Instruction >>
Every record should be written out exactly, please.

Figure contents as structured data:

========================

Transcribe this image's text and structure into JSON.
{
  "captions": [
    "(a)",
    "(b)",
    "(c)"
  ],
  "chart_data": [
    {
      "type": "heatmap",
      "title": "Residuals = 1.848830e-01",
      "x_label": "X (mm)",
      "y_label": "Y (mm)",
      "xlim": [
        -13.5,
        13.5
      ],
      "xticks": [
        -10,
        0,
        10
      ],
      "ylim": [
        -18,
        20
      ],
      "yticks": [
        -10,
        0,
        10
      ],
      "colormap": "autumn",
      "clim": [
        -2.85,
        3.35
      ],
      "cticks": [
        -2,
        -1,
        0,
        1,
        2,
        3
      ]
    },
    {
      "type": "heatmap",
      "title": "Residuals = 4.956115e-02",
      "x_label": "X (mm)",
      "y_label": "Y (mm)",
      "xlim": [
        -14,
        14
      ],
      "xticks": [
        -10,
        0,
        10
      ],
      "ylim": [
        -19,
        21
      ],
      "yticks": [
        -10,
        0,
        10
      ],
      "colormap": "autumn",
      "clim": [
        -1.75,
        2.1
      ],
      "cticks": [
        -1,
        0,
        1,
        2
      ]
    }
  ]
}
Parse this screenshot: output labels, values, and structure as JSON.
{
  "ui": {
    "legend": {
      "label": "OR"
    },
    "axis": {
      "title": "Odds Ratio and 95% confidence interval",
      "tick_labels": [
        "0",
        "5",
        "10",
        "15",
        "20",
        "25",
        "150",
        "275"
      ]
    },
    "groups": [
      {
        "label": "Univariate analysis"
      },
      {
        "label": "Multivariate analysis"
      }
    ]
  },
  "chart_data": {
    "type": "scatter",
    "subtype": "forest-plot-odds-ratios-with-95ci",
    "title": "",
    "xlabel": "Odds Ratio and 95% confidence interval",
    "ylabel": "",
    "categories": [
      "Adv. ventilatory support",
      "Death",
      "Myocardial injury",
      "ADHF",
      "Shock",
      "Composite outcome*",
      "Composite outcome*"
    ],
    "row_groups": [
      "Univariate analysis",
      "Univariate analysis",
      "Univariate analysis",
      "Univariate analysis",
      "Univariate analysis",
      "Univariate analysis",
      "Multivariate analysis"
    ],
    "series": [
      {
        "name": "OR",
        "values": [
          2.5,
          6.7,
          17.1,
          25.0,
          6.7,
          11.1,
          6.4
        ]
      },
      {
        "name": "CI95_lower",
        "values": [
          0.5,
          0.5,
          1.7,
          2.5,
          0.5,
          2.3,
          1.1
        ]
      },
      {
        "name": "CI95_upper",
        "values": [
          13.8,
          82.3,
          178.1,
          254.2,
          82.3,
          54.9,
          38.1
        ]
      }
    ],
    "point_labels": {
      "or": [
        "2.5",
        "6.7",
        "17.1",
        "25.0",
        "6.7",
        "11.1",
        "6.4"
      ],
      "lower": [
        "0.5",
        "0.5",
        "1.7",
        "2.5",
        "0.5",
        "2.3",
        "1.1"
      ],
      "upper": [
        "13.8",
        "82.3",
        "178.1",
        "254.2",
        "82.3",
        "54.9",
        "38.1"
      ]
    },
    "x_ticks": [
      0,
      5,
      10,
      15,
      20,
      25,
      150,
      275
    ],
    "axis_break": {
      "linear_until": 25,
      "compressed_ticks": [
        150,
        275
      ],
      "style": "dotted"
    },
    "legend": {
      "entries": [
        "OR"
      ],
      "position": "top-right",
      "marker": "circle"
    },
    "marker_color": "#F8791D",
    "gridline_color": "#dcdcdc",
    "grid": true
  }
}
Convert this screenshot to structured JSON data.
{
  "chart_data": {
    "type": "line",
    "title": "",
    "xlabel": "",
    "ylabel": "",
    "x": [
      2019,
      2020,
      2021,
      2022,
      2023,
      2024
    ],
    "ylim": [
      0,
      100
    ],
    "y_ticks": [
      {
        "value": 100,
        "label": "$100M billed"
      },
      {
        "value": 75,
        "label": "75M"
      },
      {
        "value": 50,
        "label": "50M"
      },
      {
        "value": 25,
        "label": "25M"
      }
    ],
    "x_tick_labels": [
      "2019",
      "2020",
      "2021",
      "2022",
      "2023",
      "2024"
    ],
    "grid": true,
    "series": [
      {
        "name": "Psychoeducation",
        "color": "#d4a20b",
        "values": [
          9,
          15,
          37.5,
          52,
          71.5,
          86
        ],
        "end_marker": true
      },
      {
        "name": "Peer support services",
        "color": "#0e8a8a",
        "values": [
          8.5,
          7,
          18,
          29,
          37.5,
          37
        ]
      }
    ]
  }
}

========================

Exercise output >>
Transcribe this image's text and structure into JSON.
{
  "captions": [
    "(a)",
    "(b)",
    "(c)"
  ],
  "chart_data": [
    {
      "type": "heatmap",
      "title": "Residuals = 1.848830e-01",
      "x_label": "X (mm)",
      "y_label": "Y (mm)",
      "xlim": [
        -13.5,
        13.5
      ],
      "xticks": [
        -10,
        0,
        10
      ],
      "ylim": [
        -18,
        20
      ],
      "yticks": [
        -10,
        0,
        10
      ],
      "colormap": "autumn",
      "clim": [
        -2.85,
        3.35
      ],
      "cticks": [
        -2,
        -1,
        0,
        1,
        2,
        3
      ]
    },
    {
      "type": "heatmap",
      "title": "Residuals = 4.956115e-02",
      "x_label": "X (mm)",
      "y_label": "Y (mm)",
      "xlim": [
        -14,
        14
      ],
      "xticks": [
        -10,
        0,
        10
      ],
      "ylim": [
        -19,
        21
      ],
      "yticks": [
        -10,
        0,
        10
      ],
      "colormap": "autumn",
      "clim": [
        -1.75,
        2.1
      ],
      "cticks": [
        -1,
        0,
        1,
        2
      ]
    }
  ]
}
Parse this screenshot: output labels, values, and structure as JSON.
{
  "ui": {
    "legend": {
      "label": "OR"
    },
    "axis": {
      "title": "Odds Ratio and 95% confidence interval",
      "tick_labels": [
        "0",
        "5",
        "10",
        "15",
        "20",
        "25",
        "150",
        "275"
      ]
    },
    "groups": [
      {
        "label": "Univariate analysis"
      },
      {
        "label": "Multivariate analysis"
      }
    ]
  },
  "chart_data": {
    "type": "scatter",
    "subtype": "forest-plot-odds-ratios-with-95ci",
    "title": "",
    "xlabel": "Odds Ratio and 95% confidence interval",
    "ylabel": "",
    "categories": [
      "Adv. ventilatory support",
      "Death",
      "Myocardial injury",
      "ADHF",
      "Shock",
      "Composite outcome*",
      "Composite outcome*"
    ],
    "row_groups": [
      "Univariate analysis",
      "Univariate analysis",
      "Univariate analysis",
      "Univariate analysis",
      "Univariate analysis",
      "Univariate analysis",
      "Multivariate analysis"
    ],
    "series": [
      {
        "name": "OR",
        "values": [
          2.5,
          6.7,
          17.1,
          25.0,
          6.7,
          11.1,
          6.4
        ]
      },
      {
        "name": "CI95_lower",
        "values": [
          0.5,
          0.5,
          1.7,
          2.5,
          0.5,
          2.3,
          1.1
        ]
      },
      {
        "name": "CI95_upper",
        "values": [
          13.8,
          82.3,
          178.1,
          254.2,
          82.3,
          54.9,
          38.1
        ]
      }
    ],
    "point_labels": {
      "or": [
        "2.5",
        "6.7",
        "17.1",
        "25.0",
        "6.7",
        "11.1",
        "6.4"
      ],
      "lower": [
        "0.5",
        "0.5",
        "1.7",
        "2.5",
        "0.5",
        "2.3",
        "1.1"
      ],
      "upper": [
        "13.8",
        "82.3",
        "178.1",
        "254.2",
        "82.3",
        "54.9",
        "38.1"
      ]
    },
    "x_ticks": [
      0,
      5,
      10,
      15,
      20,
      25,
      150,
      275
    ],
    "axis_break": {
      "linear_until": 25,
      "compressed_ticks": [
        150,
        275
      ],
      "style": "dotted"
    },
    "legend": {
      "entries": [
        "OR"
      ],
      "position": "top-right",
      "marker": "circle"
    },
    "marker_color": "#F8791D",
    "gridline_color": "#dcdcdc",
    "grid": true
  }
}
Convert this screenshot to structured JSON data.
{
  "chart_data": {
    "type": "line",
    "title": "",
    "xlabel": "",
    "ylabel": "",
    "x": [
      2019,
      2020,
      2021,
      2022,
      2023,
      2024
    ],
    "ylim": [
      0,
      100
    ],
    "y_ticks": [
      {
        "value": 100,
        "label": "$100M billed"
      },
      {
        "value": 75,
        "label": "75M"
      },
      {
        "value": 50,
        "label": "50M"
      },
      {
        "value": 25,
        "label": "25M"
      }
    ],
    "x_tick_labels": [
      "2019",
      "2020",
      "2021",
      "2022",
      "2023",
      "2024"
    ],
    "grid": true,
    "series": [
      {
        "name": "Psychoeducation",
        "color": "#d4a20b",
        "values": [
          9,
          15,
          37.5,
          52,
          71.5,
          86
        ],
        "end_marker": true
      },
      {
        "name": "Peer support services",
        "color": "#0e8a8a",
        "values": [
          8.5,
          7,
          18,
          29,
          37.5,
          37
        ]
      }
    ]
  }
}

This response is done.